* [What you have to do] Each line containing the word "condom" needs to be copied.

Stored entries
————————
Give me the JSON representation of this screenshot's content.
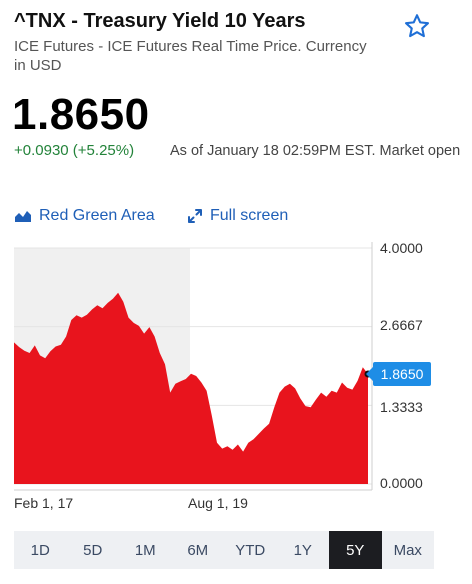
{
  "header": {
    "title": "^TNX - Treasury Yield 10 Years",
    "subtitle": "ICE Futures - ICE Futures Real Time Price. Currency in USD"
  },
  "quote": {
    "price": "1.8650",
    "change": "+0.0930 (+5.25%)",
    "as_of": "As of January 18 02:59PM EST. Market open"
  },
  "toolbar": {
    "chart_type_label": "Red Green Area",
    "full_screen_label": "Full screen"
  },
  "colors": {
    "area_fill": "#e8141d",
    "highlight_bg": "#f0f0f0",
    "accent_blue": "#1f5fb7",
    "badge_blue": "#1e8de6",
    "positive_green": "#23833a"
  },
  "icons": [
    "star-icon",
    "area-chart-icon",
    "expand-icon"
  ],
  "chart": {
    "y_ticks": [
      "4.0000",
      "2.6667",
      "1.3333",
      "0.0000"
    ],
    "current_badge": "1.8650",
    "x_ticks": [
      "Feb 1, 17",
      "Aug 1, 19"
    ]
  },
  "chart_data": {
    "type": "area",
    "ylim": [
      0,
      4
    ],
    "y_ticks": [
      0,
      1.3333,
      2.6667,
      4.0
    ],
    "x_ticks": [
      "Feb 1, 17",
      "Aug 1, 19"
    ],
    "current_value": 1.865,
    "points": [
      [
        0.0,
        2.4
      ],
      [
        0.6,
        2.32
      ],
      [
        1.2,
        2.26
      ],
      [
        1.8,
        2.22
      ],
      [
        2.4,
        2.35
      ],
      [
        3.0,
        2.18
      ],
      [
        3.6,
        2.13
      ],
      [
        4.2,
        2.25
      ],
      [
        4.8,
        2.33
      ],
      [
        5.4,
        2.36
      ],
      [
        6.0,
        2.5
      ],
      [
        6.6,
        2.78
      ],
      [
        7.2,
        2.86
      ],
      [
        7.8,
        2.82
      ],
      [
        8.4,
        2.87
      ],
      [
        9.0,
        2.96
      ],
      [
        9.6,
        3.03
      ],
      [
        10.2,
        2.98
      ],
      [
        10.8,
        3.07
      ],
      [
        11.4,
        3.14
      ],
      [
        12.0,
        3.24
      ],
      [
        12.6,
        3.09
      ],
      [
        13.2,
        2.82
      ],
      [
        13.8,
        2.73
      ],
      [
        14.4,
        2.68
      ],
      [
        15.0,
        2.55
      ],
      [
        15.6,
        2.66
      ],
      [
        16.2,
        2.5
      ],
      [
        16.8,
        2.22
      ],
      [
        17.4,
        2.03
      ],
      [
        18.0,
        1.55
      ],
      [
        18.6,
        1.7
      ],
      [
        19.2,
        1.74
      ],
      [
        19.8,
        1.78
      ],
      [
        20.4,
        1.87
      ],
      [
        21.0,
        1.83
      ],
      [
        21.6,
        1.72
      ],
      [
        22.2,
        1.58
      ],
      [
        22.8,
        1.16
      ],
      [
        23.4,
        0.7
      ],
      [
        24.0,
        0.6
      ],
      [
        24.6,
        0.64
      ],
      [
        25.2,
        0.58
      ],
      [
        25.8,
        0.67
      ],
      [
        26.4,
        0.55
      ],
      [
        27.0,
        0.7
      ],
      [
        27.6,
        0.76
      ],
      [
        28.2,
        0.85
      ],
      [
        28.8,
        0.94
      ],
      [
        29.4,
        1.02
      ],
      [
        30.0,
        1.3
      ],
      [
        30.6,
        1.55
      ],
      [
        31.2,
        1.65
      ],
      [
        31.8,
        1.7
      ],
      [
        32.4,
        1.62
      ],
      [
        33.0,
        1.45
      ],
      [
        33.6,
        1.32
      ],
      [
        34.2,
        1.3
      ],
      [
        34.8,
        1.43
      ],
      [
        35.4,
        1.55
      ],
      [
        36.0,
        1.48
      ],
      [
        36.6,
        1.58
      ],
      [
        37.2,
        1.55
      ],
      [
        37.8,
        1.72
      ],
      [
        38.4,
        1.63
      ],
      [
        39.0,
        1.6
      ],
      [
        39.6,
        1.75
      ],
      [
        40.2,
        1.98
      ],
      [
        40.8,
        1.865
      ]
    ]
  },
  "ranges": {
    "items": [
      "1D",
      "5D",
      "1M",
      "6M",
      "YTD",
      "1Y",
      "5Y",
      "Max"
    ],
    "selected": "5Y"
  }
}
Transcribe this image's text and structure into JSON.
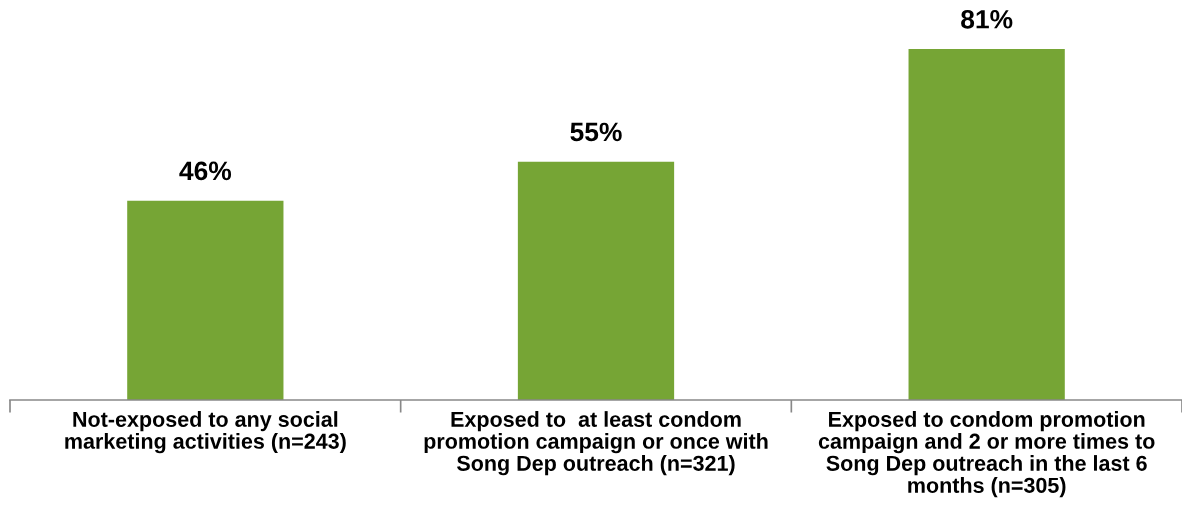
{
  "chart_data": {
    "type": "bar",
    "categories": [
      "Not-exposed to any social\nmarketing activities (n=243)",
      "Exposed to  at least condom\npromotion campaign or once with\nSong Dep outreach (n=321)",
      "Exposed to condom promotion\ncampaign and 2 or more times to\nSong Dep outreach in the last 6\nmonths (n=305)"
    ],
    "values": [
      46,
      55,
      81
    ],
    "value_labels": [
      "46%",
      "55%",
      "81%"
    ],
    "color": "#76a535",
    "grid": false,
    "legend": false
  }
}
————————
* [Exercise solution]
      "Exposed to  at least condom\npromotion campaign or once with\nSong Dep outreach (n=321)",
      "Exposed to condom promotion\ncampaign and 2 or more times to\nSong Dep outreach in the last 6\nmonths (n=305)"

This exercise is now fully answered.